>> Begin Provided information
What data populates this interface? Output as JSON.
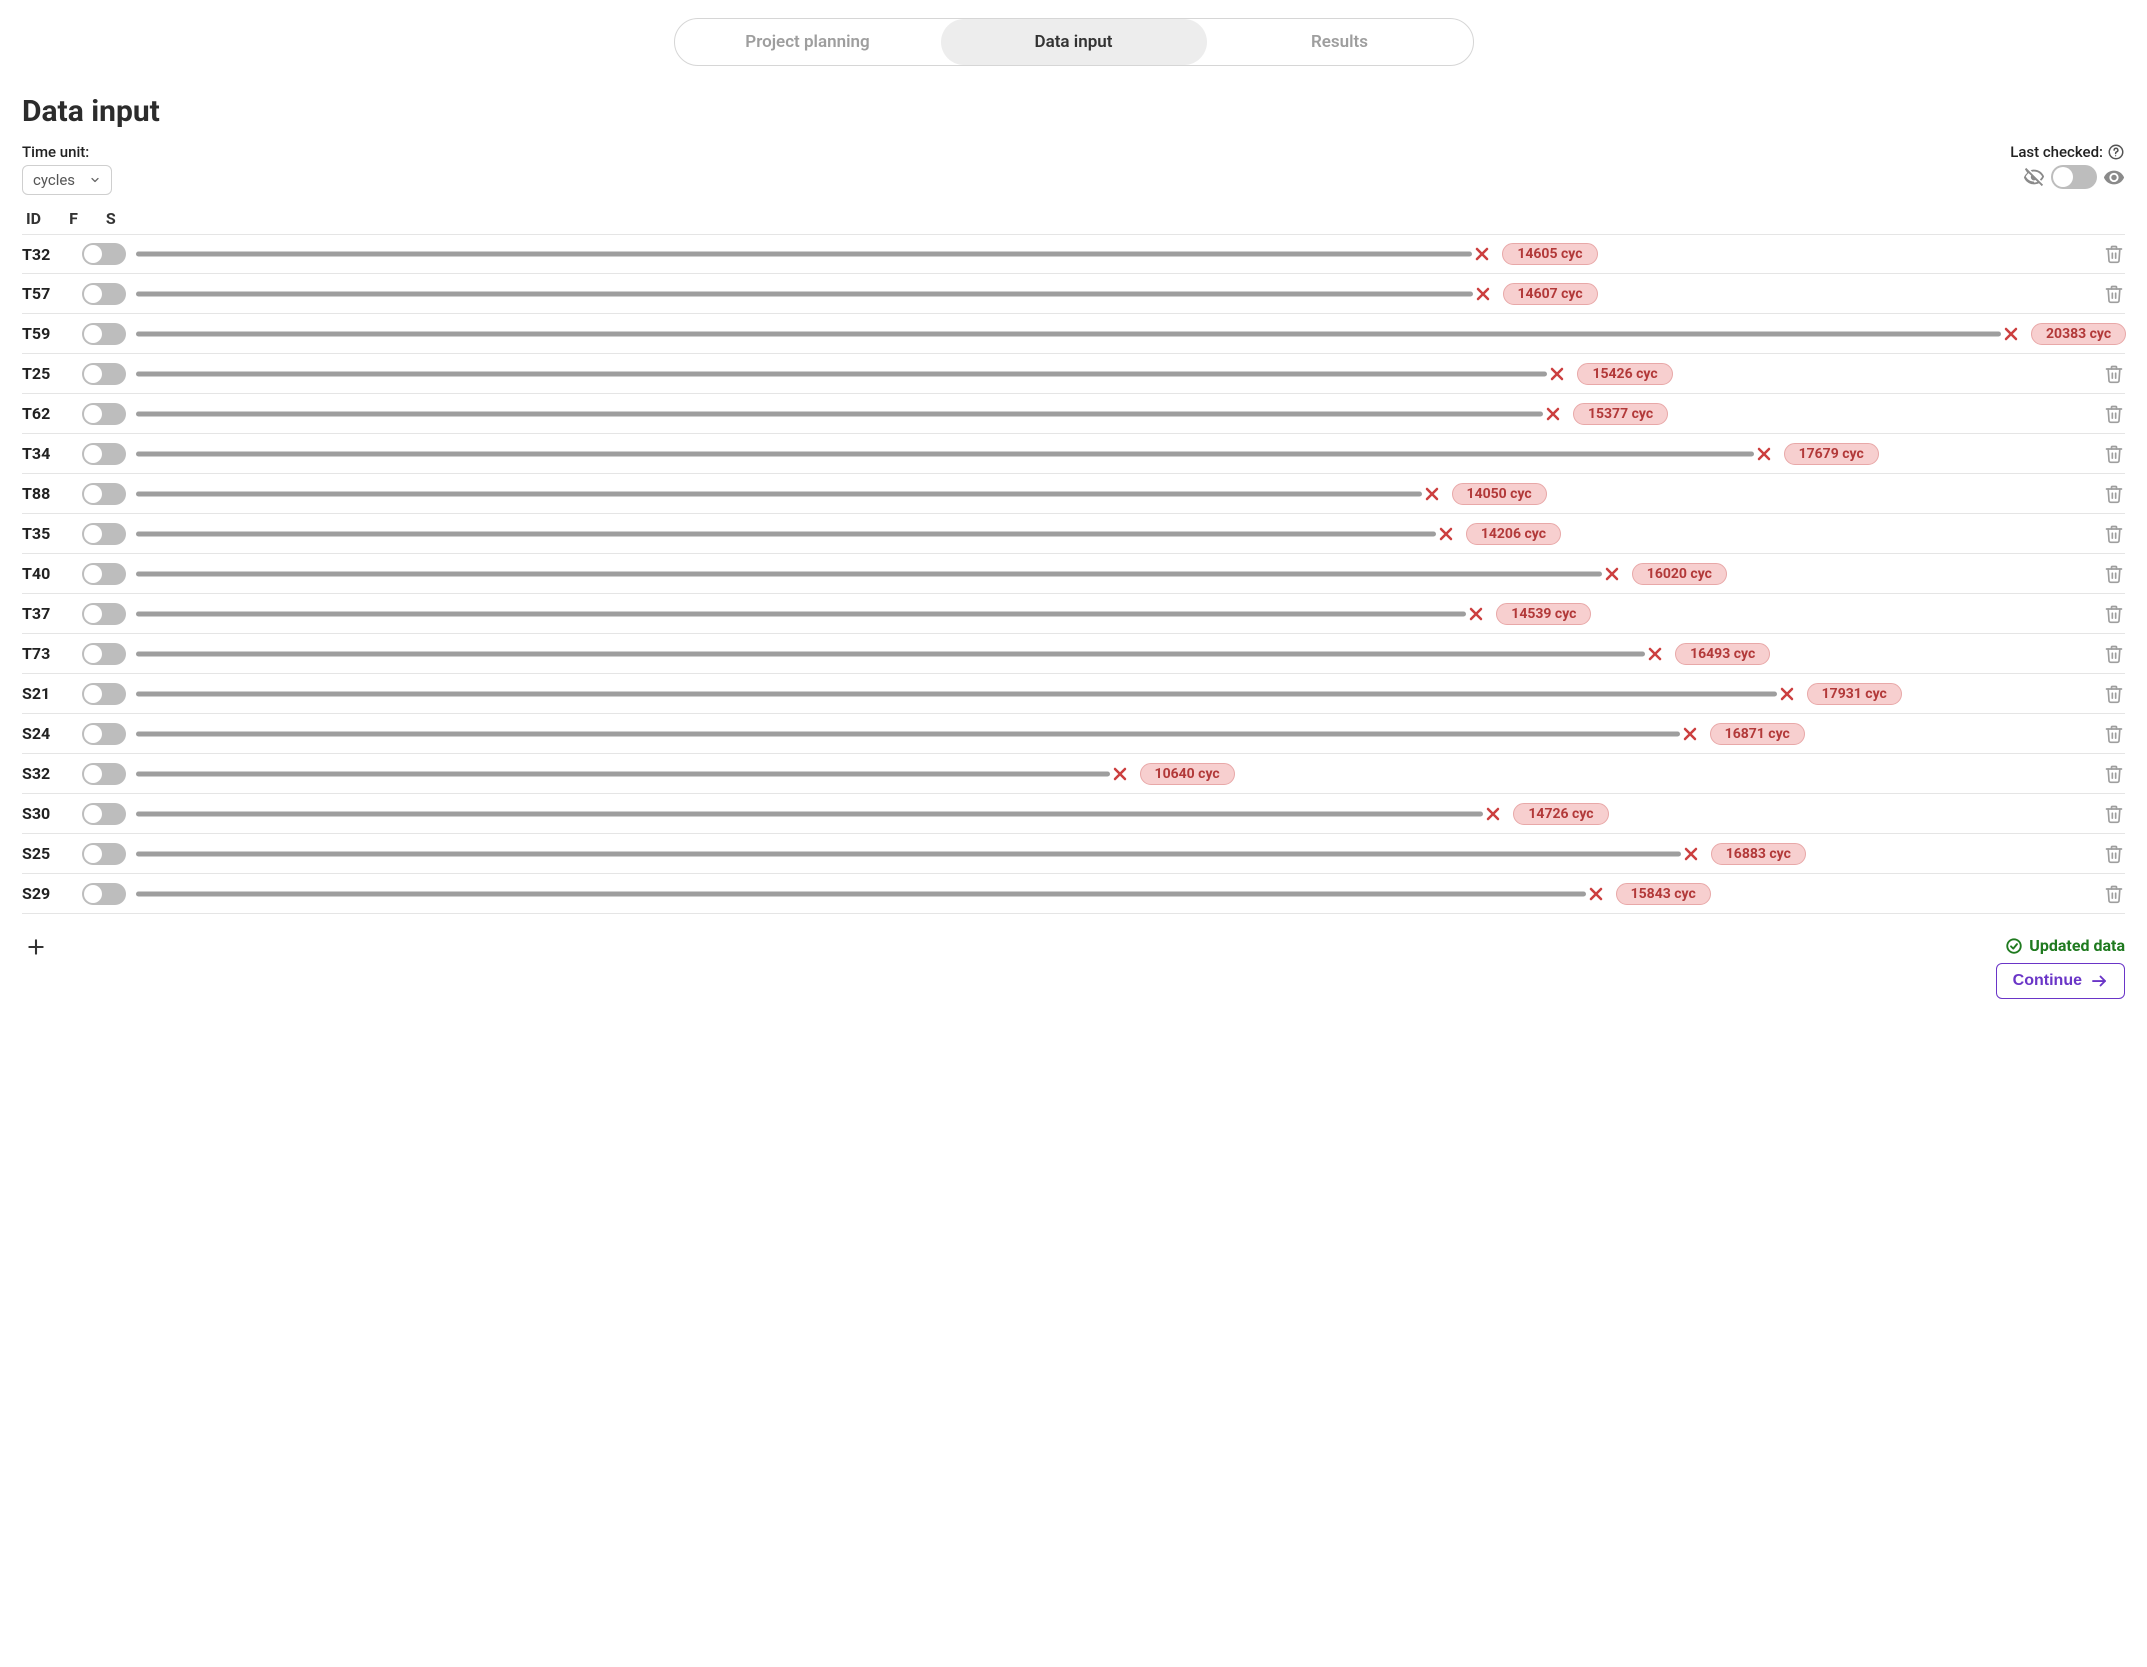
{
  "tabs": {
    "items": [
      {
        "label": "Project planning",
        "active": false
      },
      {
        "label": "Data input",
        "active": true
      },
      {
        "label": "Results",
        "active": false
      }
    ]
  },
  "page_title": "Data input",
  "time_unit": {
    "label": "Time unit:",
    "value": "cycles"
  },
  "last_checked": {
    "label": "Last checked:"
  },
  "columns": {
    "id": "ID",
    "f": "F",
    "s": "S"
  },
  "unit_suffix": "cyc",
  "max_value": 20383,
  "rows": [
    {
      "id": "T32",
      "value": 14605
    },
    {
      "id": "T57",
      "value": 14607
    },
    {
      "id": "T59",
      "value": 20383
    },
    {
      "id": "T25",
      "value": 15426
    },
    {
      "id": "T62",
      "value": 15377
    },
    {
      "id": "T34",
      "value": 17679
    },
    {
      "id": "T88",
      "value": 14050
    },
    {
      "id": "T35",
      "value": 14206
    },
    {
      "id": "T40",
      "value": 16020
    },
    {
      "id": "T37",
      "value": 14539
    },
    {
      "id": "T73",
      "value": 16493
    },
    {
      "id": "S21",
      "value": 17931
    },
    {
      "id": "S24",
      "value": 16871
    },
    {
      "id": "S32",
      "value": 10640
    },
    {
      "id": "S30",
      "value": 14726
    },
    {
      "id": "S25",
      "value": 16883
    },
    {
      "id": "S29",
      "value": 15843
    }
  ],
  "footer": {
    "updated_label": "Updated data",
    "continue_label": "Continue"
  }
}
>> End Provided information
● **Short problem**: Transcribe every line in the entries above, taking out only the images.

● **Task response**:
What data populates this interface? Output as JSON.
{
  "tabs": {
    "items": [
      {
        "label": "Project planning",
        "active": false
      },
      {
        "label": "Data input",
        "active": true
      },
      {
        "label": "Results",
        "active": false
      }
    ]
  },
  "page_title": "Data input",
  "time_unit": {
    "label": "Time unit:",
    "value": "cycles"
  },
  "last_checked": {
    "label": "Last checked:"
  },
  "columns": {
    "id": "ID",
    "f": "F",
    "s": "S"
  },
  "unit_suffix": "cyc",
  "max_value": 20383,
  "rows": [
    {
      "id": "T32",
      "value": 14605
    },
    {
      "id": "T57",
      "value": 14607
    },
    {
      "id": "T59",
      "value": 20383
    },
    {
      "id": "T25",
      "value": 15426
    },
    {
      "id": "T62",
      "value": 15377
    },
    {
      "id": "T34",
      "value": 17679
    },
    {
      "id": "T88",
      "value": 14050
    },
    {
      "id": "T35",
      "value": 14206
    },
    {
      "id": "T40",
      "value": 16020
    },
    {
      "id": "T37",
      "value": 14539
    },
    {
      "id": "T73",
      "value": 16493
    },
    {
      "id": "S21",
      "value": 17931
    },
    {
      "id": "S24",
      "value": 16871
    },
    {
      "id": "S32",
      "value": 10640
    },
    {
      "id": "S30",
      "value": 14726
    },
    {
      "id": "S25",
      "value": 16883
    },
    {
      "id": "S29",
      "value": 15843
    }
  ],
  "footer": {
    "updated_label": "Updated data",
    "continue_label": "Continue"
  }
}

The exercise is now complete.